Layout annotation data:
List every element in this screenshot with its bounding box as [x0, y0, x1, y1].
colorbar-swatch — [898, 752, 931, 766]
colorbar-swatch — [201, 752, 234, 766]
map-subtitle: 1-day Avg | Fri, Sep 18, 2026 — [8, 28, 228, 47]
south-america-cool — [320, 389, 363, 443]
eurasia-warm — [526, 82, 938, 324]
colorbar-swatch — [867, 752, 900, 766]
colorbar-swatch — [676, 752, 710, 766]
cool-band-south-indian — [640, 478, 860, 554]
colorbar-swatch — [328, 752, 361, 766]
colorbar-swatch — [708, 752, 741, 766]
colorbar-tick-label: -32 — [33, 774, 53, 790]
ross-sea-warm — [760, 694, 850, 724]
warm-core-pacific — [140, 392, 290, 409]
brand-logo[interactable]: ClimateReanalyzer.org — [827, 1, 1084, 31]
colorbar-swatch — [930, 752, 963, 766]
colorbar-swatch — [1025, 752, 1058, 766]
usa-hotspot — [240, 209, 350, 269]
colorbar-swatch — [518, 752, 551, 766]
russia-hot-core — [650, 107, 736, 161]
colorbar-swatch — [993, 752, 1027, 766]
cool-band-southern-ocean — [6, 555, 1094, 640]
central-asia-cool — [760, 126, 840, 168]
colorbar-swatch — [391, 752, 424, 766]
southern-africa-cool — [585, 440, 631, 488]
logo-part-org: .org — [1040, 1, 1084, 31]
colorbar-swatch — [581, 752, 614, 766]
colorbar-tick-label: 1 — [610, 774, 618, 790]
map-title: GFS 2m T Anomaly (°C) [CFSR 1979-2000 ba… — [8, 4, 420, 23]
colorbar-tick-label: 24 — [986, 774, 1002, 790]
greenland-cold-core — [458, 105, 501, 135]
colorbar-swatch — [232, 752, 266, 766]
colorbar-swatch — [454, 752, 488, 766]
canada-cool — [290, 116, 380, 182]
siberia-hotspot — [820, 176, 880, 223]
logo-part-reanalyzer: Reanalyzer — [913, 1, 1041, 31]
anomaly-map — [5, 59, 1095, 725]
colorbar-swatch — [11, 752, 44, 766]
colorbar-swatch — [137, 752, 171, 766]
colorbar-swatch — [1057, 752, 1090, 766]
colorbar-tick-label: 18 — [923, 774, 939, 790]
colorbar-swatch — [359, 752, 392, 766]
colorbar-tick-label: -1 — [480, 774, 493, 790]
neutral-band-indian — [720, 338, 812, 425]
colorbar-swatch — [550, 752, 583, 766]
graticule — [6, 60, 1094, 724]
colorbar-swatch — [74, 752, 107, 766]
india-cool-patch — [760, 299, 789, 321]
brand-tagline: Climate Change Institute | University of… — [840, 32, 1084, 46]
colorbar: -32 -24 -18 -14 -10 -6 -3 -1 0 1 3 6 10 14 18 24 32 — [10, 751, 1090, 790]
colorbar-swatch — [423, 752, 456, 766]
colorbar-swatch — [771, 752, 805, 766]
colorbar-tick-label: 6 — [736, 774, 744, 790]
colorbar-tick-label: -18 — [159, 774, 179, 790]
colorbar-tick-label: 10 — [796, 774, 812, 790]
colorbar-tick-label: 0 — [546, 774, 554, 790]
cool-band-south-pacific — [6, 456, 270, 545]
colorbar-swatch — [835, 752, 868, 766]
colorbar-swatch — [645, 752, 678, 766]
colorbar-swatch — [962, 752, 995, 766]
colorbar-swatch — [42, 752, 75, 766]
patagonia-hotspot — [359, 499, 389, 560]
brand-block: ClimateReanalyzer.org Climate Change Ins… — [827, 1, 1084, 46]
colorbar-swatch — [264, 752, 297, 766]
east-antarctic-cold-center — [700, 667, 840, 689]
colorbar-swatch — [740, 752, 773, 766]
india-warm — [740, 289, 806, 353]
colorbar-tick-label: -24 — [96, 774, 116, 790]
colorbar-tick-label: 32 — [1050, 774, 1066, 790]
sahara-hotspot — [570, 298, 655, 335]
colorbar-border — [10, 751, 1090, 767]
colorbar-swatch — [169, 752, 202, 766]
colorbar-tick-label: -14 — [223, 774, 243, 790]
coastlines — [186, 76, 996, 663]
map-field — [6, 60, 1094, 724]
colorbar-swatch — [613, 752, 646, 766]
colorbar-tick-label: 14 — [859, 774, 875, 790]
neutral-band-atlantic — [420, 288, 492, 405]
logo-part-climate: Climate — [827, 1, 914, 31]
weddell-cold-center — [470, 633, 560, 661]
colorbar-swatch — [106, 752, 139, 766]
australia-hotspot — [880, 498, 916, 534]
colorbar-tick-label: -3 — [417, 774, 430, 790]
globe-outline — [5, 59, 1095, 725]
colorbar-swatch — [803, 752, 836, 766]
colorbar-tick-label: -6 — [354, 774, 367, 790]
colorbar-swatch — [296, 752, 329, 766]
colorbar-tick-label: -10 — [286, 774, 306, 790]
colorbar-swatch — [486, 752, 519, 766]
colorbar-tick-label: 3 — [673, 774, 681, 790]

» Task statement
Collect each line from the items above that contains the string "band".

» Expected output
cool-band-south-indian — [640, 478, 860, 554]
cool-band-southern-ocean — [6, 555, 1094, 640]
neutral-band-indian — [720, 338, 812, 425]
cool-band-south-pacific — [6, 456, 270, 545]
neutral-band-atlantic — [420, 288, 492, 405]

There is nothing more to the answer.